(Collection entries)
** begin **

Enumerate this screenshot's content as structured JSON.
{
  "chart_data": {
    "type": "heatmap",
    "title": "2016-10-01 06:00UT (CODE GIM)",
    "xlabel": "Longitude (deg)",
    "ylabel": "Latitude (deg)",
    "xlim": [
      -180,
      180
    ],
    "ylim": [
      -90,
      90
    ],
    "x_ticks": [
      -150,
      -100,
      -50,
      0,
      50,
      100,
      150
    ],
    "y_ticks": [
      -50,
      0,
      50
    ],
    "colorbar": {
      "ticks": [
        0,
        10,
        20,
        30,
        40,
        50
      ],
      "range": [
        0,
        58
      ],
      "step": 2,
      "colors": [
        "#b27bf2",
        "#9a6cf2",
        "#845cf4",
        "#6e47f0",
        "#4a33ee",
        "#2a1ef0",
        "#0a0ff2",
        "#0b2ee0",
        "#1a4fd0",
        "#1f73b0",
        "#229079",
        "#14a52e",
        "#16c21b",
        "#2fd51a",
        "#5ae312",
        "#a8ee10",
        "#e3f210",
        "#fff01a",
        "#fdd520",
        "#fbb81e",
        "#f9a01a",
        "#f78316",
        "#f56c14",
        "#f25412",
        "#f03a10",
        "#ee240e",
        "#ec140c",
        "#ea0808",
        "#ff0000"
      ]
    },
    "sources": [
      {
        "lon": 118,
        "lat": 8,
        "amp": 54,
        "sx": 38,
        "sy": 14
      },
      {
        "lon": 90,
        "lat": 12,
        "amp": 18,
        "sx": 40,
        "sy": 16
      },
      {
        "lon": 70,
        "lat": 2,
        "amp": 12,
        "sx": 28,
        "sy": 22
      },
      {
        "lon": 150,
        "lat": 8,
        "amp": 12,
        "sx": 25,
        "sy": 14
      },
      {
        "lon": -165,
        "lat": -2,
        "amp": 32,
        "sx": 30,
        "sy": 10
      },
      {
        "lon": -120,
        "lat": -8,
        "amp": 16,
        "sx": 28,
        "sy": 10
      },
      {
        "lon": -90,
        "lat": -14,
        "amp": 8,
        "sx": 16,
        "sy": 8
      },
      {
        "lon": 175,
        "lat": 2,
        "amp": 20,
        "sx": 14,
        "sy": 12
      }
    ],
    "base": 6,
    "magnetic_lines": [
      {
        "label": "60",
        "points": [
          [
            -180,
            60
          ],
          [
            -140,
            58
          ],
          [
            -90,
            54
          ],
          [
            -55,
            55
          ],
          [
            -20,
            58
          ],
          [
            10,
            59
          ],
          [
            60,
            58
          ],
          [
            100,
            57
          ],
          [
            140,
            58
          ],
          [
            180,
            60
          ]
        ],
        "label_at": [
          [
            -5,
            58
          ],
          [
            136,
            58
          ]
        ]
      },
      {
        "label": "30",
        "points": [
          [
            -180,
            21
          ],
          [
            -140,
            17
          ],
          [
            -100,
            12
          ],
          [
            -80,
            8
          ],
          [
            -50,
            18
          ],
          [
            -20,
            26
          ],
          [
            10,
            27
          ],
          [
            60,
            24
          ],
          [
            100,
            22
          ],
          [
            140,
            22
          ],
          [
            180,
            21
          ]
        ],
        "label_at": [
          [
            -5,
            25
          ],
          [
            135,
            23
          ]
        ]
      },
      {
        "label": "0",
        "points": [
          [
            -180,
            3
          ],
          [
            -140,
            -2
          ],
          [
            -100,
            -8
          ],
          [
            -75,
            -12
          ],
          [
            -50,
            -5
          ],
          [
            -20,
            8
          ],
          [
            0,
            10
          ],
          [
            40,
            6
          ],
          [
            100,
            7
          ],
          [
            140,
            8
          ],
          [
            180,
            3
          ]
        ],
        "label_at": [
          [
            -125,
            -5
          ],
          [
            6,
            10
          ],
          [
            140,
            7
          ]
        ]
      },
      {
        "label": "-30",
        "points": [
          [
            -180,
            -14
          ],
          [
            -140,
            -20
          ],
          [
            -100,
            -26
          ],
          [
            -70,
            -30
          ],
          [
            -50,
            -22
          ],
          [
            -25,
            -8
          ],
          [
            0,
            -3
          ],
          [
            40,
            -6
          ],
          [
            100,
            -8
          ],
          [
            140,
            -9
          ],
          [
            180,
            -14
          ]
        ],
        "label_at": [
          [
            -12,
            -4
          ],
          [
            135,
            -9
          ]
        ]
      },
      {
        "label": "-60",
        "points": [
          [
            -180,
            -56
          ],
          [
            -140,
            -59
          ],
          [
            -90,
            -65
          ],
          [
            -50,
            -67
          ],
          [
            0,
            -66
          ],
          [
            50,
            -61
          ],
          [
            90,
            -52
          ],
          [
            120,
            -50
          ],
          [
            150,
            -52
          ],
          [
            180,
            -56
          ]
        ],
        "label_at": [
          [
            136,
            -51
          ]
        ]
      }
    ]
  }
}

** end **

## Goal
Return each entry from above without altering a single character.

## Written reply
Enumerate this screenshot's content as structured JSON.
{
  "chart_data": {
    "type": "heatmap",
    "title": "2016-10-01 06:00UT (CODE GIM)",
    "xlabel": "Longitude (deg)",
    "ylabel": "Latitude (deg)",
    "xlim": [
      -180,
      180
    ],
    "ylim": [
      -90,
      90
    ],
    "x_ticks": [
      -150,
      -100,
      -50,
      0,
      50,
      100,
      150
    ],
    "y_ticks": [
      -50,
      0,
      50
    ],
    "colorbar": {
      "ticks": [
        0,
        10,
        20,
        30,
        40,
        50
      ],
      "range": [
        0,
        58
      ],
      "step": 2,
      "colors": [
        "#b27bf2",
        "#9a6cf2",
        "#845cf4",
        "#6e47f0",
        "#4a33ee",
        "#2a1ef0",
        "#0a0ff2",
        "#0b2ee0",
        "#1a4fd0",
        "#1f73b0",
        "#229079",
        "#14a52e",
        "#16c21b",
        "#2fd51a",
        "#5ae312",
        "#a8ee10",
        "#e3f210",
        "#fff01a",
        "#fdd520",
        "#fbb81e",
        "#f9a01a",
        "#f78316",
        "#f56c14",
        "#f25412",
        "#f03a10",
        "#ee240e",
        "#ec140c",
        "#ea0808",
        "#ff0000"
      ]
    },
    "sources": [
      {
        "lon": 118,
        "lat": 8,
        "amp": 54,
        "sx": 38,
        "sy": 14
      },
      {
        "lon": 90,
        "lat": 12,
        "amp": 18,
        "sx": 40,
        "sy": 16
      },
      {
        "lon": 70,
        "lat": 2,
        "amp": 12,
        "sx": 28,
        "sy": 22
      },
      {
        "lon": 150,
        "lat": 8,
        "amp": 12,
        "sx": 25,
        "sy": 14
      },
      {
        "lon": -165,
        "lat": -2,
        "amp": 32,
        "sx": 30,
        "sy": 10
      },
      {
        "lon": -120,
        "lat": -8,
        "amp": 16,
        "sx": 28,
        "sy": 10
      },
      {
        "lon": -90,
        "lat": -14,
        "amp": 8,
        "sx": 16,
        "sy": 8
      },
      {
        "lon": 175,
        "lat": 2,
        "amp": 20,
        "sx": 14,
        "sy": 12
      }
    ],
    "base": 6,
    "magnetic_lines": [
      {
        "label": "60",
        "points": [
          [
            -180,
            60
          ],
          [
            -140,
            58
          ],
          [
            -90,
            54
          ],
          [
            -55,
            55
          ],
          [
            -20,
            58
          ],
          [
            10,
            59
          ],
          [
            60,
            58
          ],
          [
            100,
            57
          ],
          [
            140,
            58
          ],
          [
            180,
            60
          ]
        ],
        "label_at": [
          [
            -5,
            58
          ],
          [
            136,
            58
          ]
        ]
      },
      {
        "label": "30",
        "points": [
          [
            -180,
            21
          ],
          [
            -140,
            17
          ],
          [
            -100,
            12
          ],
          [
            -80,
            8
          ],
          [
            -50,
            18
          ],
          [
            -20,
            26
          ],
          [
            10,
            27
          ],
          [
            60,
            24
          ],
          [
            100,
            22
          ],
          [
            140,
            22
          ],
          [
            180,
            21
          ]
        ],
        "label_at": [
          [
            -5,
            25
          ],
          [
            135,
            23
          ]
        ]
      },
      {
        "label": "0",
        "points": [
          [
            -180,
            3
          ],
          [
            -140,
            -2
          ],
          [
            -100,
            -8
          ],
          [
            -75,
            -12
          ],
          [
            -50,
            -5
          ],
          [
            -20,
            8
          ],
          [
            0,
            10
          ],
          [
            40,
            6
          ],
          [
            100,
            7
          ],
          [
            140,
            8
          ],
          [
            180,
            3
          ]
        ],
        "label_at": [
          [
            -125,
            -5
          ],
          [
            6,
            10
          ],
          [
            140,
            7
          ]
        ]
      },
      {
        "label": "-30",
        "points": [
          [
            -180,
            -14
          ],
          [
            -140,
            -20
          ],
          [
            -100,
            -26
          ],
          [
            -70,
            -30
          ],
          [
            -50,
            -22
          ],
          [
            -25,
            -8
          ],
          [
            0,
            -3
          ],
          [
            40,
            -6
          ],
          [
            100,
            -8
          ],
          [
            140,
            -9
          ],
          [
            180,
            -14
          ]
        ],
        "label_at": [
          [
            -12,
            -4
          ],
          [
            135,
            -9
          ]
        ]
      },
      {
        "label": "-60",
        "points": [
          [
            -180,
            -56
          ],
          [
            -140,
            -59
          ],
          [
            -90,
            -65
          ],
          [
            -50,
            -67
          ],
          [
            0,
            -66
          ],
          [
            50,
            -61
          ],
          [
            90,
            -52
          ],
          [
            120,
            -50
          ],
          [
            150,
            -52
          ],
          [
            180,
            -56
          ]
        ],
        "label_at": [
          [
            136,
            -51
          ]
        ]
      }
    ]
  }
}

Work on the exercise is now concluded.